### Work instructions
Work through the listing below and count the lines that hold "Americans". Answer with the number alone.

### Stored data
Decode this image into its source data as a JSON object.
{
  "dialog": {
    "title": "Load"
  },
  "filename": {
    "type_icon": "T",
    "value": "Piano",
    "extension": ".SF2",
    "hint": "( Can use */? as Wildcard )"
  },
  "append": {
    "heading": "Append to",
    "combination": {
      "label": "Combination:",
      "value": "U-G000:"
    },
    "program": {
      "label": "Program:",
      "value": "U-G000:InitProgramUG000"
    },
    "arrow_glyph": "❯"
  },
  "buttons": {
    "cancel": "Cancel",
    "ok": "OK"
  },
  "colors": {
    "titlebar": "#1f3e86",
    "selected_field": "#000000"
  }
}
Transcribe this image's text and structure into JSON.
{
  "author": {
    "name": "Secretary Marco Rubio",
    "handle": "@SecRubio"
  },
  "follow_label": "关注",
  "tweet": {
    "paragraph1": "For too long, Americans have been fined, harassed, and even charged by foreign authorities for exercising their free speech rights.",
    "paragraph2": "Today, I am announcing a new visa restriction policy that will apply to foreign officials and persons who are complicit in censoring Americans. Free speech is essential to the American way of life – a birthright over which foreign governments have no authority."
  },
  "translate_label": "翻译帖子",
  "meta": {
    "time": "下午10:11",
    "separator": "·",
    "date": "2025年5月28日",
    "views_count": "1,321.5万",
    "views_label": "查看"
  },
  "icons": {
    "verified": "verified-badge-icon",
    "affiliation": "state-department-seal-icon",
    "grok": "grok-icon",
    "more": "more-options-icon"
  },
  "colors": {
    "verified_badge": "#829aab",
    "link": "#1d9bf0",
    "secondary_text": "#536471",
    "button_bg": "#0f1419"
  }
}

### Completed task
2